* Set exercise
Where a line of the material contains the string "concept", copy that line.
___ Stored records ___
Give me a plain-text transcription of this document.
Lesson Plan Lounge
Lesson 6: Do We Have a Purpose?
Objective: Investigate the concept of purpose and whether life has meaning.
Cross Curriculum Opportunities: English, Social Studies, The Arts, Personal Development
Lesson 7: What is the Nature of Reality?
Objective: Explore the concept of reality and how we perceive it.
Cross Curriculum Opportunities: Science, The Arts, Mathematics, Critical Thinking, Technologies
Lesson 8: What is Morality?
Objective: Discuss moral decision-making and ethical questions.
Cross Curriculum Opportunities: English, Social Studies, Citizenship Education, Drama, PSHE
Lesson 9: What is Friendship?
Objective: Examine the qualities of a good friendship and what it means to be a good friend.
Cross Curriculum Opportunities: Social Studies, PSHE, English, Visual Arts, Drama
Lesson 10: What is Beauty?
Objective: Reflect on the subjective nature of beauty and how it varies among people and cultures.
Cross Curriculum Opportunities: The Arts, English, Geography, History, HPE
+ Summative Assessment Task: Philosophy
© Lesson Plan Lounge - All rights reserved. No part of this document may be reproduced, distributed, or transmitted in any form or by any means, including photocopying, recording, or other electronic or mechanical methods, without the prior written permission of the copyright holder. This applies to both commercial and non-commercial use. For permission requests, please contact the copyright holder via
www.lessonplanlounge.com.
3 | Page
___
* Solution to this task
Objective: Investigate the concept of purpose and whether life has meaning.
Objective: Explore the concept of reality and how we perceive it.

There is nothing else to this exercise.